* [JOB]: Extract every line where the string "bowl" appears.

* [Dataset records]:
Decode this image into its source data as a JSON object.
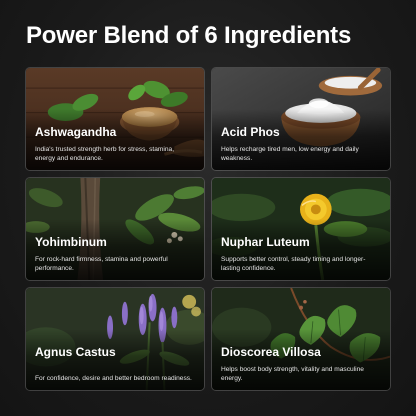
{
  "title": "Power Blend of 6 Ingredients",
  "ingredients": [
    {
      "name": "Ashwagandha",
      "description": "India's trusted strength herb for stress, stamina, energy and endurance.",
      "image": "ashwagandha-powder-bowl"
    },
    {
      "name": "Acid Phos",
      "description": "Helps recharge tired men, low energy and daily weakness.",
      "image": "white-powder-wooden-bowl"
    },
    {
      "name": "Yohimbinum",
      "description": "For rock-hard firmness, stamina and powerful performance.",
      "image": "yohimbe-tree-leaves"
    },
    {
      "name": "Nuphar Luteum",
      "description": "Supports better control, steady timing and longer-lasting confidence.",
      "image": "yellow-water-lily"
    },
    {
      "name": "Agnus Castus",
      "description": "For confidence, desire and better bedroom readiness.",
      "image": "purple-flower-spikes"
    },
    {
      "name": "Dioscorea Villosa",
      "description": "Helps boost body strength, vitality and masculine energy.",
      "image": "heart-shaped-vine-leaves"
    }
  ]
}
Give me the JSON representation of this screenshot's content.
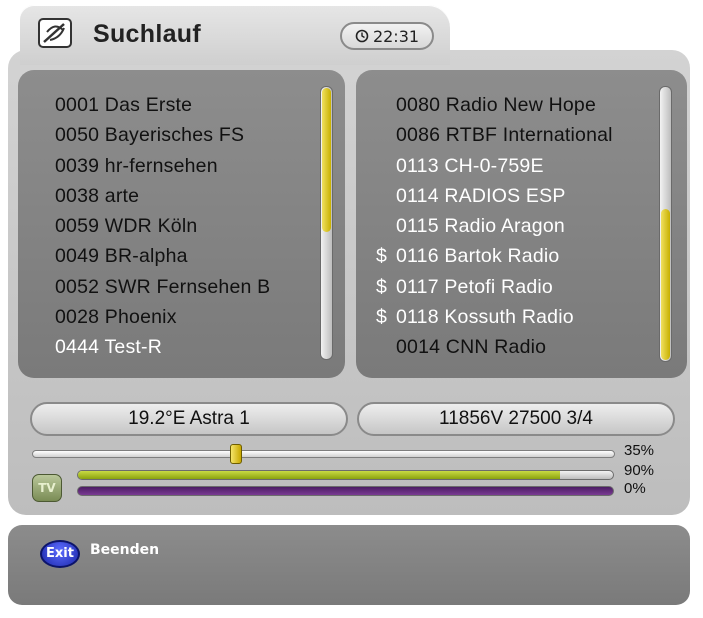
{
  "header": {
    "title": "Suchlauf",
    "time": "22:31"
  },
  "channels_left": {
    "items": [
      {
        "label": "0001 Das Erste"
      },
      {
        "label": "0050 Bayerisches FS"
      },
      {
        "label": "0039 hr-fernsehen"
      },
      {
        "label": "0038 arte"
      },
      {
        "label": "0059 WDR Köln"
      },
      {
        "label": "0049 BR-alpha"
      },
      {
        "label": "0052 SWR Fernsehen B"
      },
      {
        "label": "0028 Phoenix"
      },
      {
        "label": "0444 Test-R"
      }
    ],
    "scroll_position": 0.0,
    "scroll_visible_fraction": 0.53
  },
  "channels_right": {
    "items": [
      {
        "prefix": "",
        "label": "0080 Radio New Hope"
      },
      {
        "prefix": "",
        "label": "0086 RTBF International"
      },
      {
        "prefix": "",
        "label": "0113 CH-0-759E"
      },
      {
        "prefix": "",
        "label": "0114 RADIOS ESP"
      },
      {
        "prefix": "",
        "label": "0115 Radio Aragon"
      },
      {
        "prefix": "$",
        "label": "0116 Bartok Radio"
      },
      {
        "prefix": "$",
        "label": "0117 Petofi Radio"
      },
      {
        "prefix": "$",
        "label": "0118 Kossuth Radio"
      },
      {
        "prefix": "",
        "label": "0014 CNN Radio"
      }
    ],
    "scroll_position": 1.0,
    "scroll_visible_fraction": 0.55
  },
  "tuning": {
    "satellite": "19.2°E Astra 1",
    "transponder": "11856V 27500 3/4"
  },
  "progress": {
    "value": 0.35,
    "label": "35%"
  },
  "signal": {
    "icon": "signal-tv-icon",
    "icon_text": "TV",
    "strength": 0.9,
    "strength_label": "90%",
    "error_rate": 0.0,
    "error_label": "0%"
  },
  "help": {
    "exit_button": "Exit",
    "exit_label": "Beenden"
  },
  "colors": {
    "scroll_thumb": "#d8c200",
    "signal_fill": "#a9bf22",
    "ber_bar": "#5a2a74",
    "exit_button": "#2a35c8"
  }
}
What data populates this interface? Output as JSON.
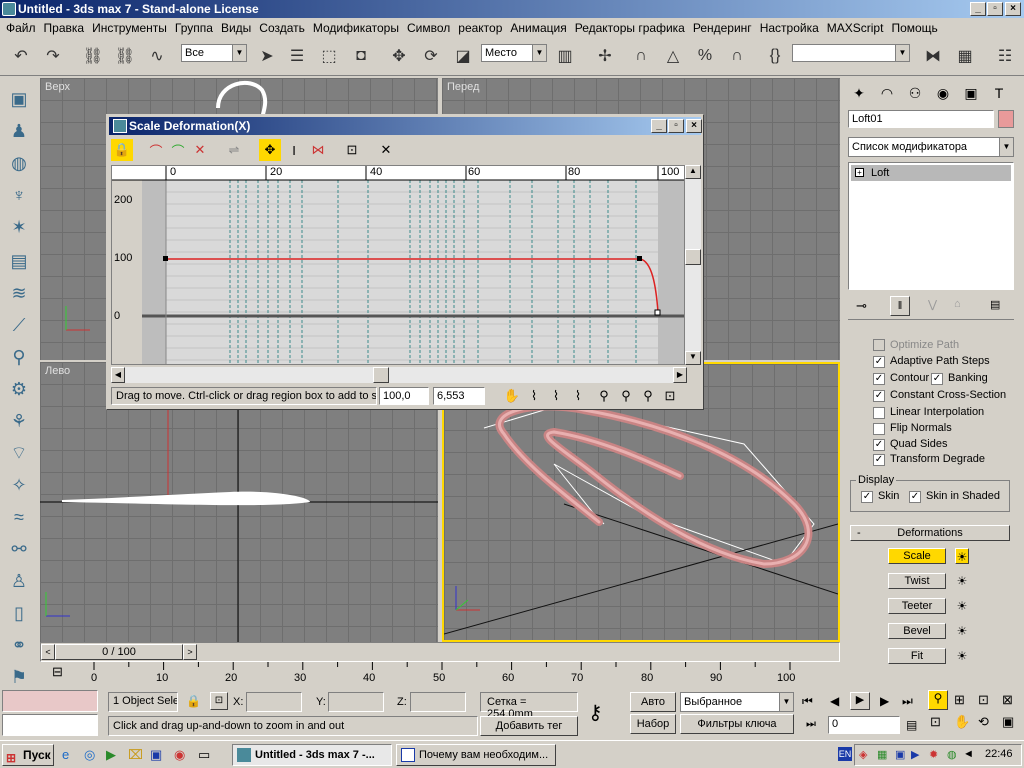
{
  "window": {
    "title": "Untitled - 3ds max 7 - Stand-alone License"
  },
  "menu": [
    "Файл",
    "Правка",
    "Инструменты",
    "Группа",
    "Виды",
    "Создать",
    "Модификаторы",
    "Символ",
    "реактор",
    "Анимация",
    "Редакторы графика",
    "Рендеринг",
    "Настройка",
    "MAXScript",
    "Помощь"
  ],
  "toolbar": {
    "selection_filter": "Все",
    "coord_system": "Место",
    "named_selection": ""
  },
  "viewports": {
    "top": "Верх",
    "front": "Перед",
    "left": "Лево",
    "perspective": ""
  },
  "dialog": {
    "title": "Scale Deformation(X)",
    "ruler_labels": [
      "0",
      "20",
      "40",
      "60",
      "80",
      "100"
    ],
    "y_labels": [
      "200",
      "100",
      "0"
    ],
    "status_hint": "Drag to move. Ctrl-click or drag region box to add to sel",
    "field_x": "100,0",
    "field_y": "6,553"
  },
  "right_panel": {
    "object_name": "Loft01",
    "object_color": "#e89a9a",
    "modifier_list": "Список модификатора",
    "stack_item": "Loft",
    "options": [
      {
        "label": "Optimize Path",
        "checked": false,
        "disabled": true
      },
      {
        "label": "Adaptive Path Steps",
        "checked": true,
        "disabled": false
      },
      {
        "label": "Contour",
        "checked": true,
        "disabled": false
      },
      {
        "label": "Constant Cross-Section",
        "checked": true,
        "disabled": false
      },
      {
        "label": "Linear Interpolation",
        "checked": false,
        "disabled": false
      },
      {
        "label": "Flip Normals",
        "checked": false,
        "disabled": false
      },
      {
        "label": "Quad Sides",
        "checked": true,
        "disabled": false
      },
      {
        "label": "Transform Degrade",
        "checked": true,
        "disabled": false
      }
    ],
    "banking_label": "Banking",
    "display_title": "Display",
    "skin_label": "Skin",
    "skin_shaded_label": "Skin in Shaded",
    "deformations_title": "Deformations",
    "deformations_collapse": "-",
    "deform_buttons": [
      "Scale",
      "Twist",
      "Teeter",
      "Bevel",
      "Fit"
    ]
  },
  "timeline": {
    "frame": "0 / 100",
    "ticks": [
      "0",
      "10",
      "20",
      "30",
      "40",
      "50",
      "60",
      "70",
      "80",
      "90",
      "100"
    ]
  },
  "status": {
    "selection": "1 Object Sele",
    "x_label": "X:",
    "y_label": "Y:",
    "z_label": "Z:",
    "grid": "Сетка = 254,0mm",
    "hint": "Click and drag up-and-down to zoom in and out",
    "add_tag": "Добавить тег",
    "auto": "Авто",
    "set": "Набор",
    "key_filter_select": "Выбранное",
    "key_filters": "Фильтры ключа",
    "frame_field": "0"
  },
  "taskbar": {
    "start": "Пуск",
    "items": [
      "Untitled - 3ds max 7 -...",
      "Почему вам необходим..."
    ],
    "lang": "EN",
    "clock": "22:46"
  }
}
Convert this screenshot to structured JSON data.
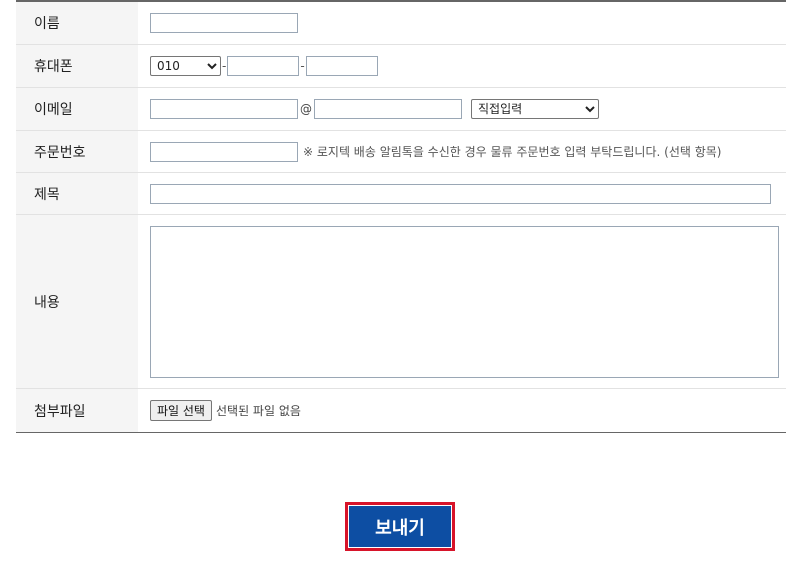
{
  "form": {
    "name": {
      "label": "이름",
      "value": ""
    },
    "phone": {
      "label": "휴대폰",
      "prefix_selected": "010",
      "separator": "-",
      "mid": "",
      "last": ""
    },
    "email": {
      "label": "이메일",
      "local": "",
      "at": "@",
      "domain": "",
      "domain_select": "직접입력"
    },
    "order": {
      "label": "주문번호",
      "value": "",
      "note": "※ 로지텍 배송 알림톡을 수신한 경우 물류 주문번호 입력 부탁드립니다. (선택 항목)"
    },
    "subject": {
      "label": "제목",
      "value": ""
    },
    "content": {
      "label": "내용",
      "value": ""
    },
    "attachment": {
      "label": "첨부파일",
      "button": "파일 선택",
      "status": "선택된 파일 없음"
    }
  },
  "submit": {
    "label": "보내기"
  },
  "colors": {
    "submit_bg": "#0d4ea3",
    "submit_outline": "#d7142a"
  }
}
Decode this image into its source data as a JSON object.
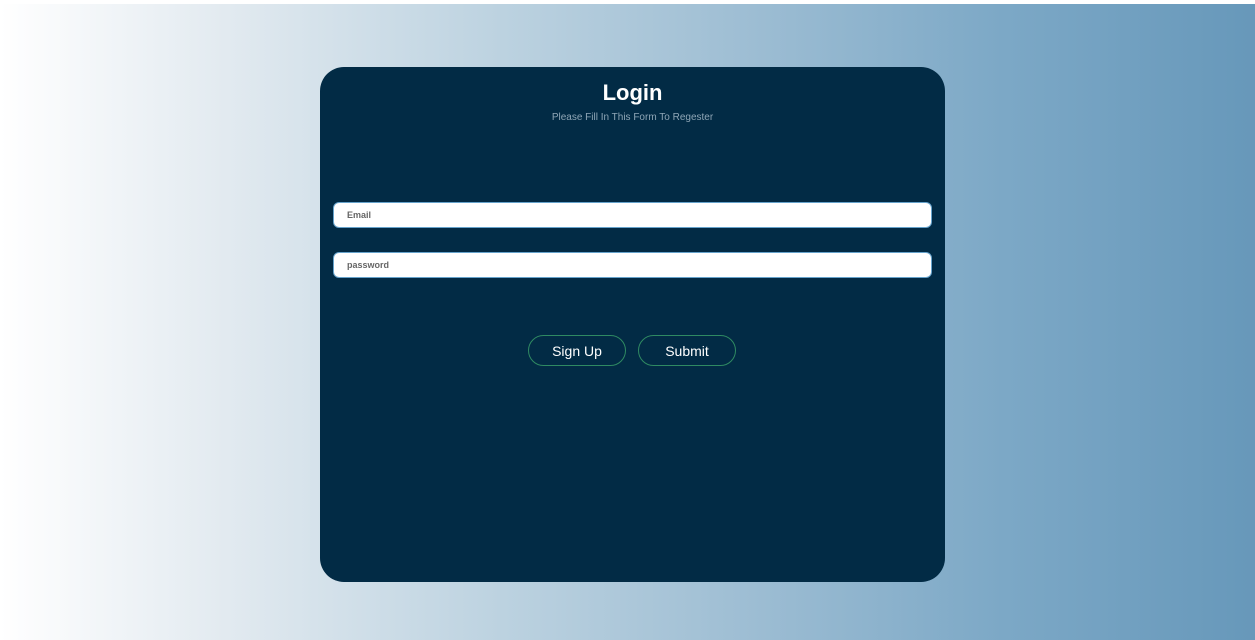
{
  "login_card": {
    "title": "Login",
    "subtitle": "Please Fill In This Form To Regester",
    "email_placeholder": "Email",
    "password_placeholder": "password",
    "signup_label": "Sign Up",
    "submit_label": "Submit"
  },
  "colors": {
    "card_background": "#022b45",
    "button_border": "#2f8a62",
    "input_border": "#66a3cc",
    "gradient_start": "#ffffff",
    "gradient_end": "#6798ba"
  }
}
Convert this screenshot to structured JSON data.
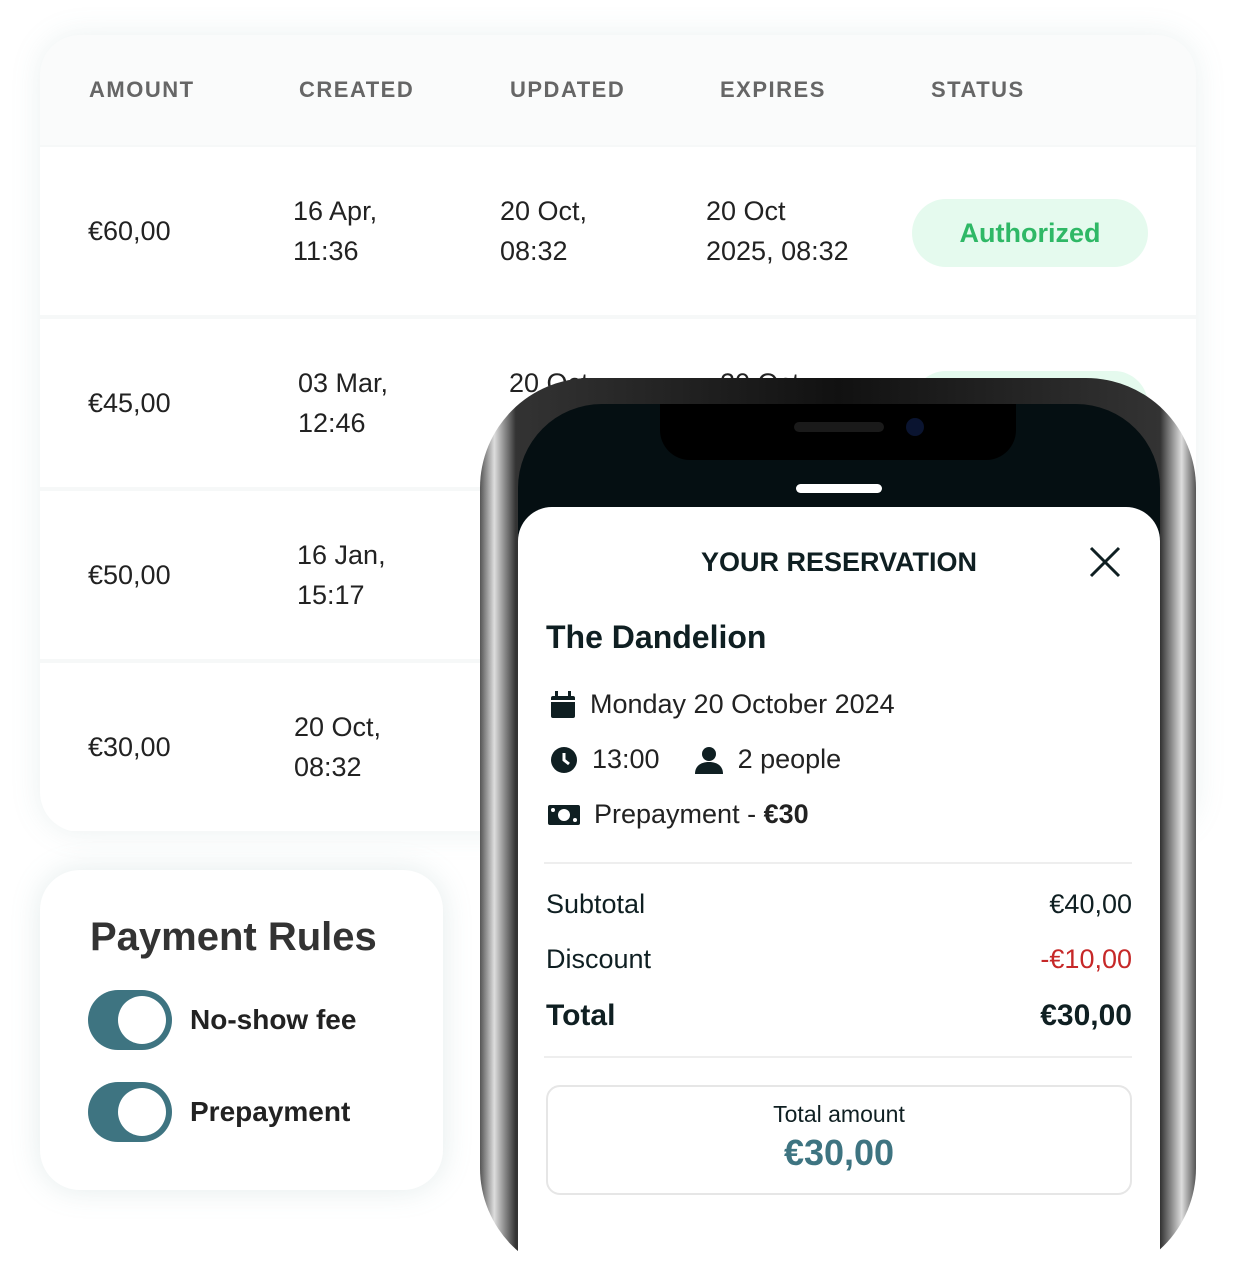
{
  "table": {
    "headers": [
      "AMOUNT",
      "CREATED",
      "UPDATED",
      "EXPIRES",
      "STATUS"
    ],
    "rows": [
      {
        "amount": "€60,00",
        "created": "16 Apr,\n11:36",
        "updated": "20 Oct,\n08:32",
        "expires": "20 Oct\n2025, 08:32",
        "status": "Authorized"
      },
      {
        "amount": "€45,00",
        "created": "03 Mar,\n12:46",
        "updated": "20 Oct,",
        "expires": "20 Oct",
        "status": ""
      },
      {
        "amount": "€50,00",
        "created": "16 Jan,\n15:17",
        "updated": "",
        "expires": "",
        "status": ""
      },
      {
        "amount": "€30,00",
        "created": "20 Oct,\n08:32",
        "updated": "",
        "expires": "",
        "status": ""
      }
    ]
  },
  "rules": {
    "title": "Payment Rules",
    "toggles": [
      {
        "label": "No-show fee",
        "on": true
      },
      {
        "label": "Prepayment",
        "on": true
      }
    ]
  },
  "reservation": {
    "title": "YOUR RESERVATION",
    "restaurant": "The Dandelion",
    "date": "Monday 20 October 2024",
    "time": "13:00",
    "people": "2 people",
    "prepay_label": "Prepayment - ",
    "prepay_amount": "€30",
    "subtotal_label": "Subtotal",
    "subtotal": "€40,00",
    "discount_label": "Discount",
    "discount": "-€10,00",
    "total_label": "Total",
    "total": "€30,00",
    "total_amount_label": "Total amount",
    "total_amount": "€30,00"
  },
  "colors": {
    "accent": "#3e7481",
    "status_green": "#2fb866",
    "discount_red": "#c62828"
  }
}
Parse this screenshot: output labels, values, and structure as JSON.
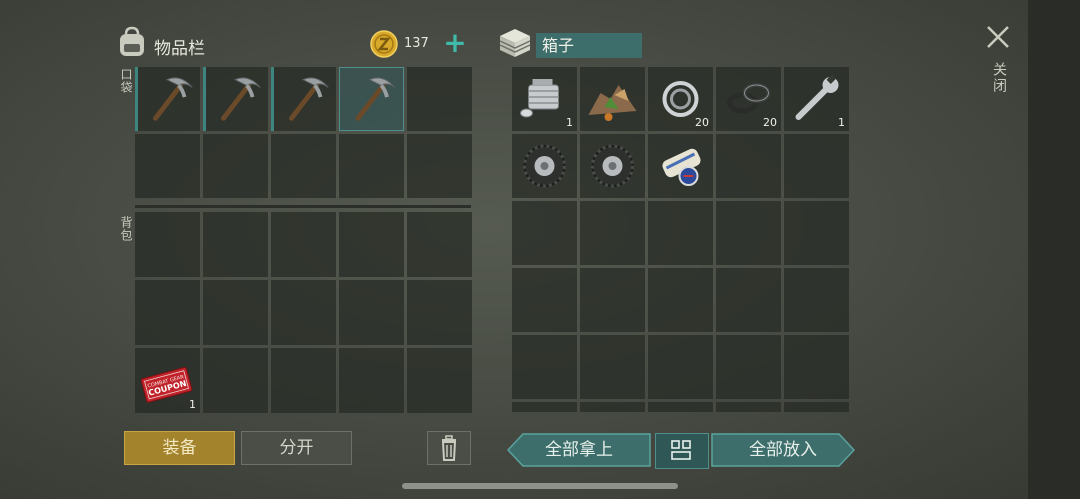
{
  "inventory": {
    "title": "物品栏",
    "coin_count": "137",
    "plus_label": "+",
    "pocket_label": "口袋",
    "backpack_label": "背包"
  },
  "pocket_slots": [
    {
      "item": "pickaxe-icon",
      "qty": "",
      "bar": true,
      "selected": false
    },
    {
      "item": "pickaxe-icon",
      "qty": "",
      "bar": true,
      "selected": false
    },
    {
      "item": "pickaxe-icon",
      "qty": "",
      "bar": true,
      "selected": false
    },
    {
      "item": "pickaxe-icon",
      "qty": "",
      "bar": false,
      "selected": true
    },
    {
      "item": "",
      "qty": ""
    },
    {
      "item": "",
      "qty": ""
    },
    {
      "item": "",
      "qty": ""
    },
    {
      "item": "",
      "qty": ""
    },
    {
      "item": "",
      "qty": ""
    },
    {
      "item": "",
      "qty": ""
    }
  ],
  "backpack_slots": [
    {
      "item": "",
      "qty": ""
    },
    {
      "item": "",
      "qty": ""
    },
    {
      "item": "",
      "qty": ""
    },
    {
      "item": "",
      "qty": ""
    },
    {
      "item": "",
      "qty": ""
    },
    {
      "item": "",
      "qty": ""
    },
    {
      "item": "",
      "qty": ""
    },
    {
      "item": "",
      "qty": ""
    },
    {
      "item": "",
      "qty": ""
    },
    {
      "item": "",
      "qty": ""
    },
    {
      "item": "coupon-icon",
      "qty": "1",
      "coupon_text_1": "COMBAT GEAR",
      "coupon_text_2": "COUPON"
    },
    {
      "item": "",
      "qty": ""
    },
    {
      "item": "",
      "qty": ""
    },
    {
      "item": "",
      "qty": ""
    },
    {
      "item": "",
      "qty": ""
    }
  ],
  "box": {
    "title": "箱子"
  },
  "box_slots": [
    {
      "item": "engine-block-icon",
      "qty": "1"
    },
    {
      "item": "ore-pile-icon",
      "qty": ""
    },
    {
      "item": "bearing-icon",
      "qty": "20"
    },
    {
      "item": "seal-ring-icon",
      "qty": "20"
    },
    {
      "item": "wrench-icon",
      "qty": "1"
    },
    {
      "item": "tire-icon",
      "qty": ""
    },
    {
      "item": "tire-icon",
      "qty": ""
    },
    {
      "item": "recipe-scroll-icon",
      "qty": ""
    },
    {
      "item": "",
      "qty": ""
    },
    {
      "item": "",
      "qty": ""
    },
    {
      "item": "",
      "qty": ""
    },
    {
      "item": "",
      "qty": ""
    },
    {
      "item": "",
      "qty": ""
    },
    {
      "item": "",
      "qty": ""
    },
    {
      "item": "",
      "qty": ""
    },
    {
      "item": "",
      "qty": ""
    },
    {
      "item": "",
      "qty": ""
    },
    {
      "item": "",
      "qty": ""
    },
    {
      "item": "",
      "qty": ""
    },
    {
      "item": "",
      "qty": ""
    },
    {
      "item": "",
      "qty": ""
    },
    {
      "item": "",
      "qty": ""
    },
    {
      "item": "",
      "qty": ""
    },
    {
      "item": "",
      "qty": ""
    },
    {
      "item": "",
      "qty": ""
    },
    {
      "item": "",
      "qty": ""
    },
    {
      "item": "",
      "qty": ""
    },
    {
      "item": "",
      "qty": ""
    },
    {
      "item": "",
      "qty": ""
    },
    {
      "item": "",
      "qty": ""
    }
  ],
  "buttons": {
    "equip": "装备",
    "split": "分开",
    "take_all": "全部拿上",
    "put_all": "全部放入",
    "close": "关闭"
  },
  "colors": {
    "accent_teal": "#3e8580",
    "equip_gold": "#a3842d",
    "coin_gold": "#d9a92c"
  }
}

* [RESULT]:
      "image": "ashwagandha-powder-bowl"
      "image": "white-powder-wooden-bowl"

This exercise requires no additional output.